Excerpts from a dataset
··········
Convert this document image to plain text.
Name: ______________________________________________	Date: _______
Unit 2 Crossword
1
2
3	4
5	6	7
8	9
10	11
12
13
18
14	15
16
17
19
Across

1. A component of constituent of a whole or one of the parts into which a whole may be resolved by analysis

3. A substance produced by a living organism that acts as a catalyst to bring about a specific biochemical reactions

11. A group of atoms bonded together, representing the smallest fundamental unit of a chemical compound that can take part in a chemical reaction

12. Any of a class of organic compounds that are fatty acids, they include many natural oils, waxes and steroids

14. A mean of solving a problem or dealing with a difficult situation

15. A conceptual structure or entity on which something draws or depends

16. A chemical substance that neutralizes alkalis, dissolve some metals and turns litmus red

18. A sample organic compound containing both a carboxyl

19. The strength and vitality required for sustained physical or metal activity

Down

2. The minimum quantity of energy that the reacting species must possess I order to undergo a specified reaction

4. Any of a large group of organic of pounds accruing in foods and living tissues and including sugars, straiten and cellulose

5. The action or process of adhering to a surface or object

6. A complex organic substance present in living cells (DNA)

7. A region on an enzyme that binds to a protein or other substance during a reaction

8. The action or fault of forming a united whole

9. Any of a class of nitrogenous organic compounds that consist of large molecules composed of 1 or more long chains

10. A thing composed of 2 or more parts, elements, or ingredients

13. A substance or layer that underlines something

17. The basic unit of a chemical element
··········
- **What this task involves**
Scan the records above and show every line in which the word "something" occurs.

- **Result**
15. A conceptual structure or entity on which something draws or depends
13. A substance or layer that underlines something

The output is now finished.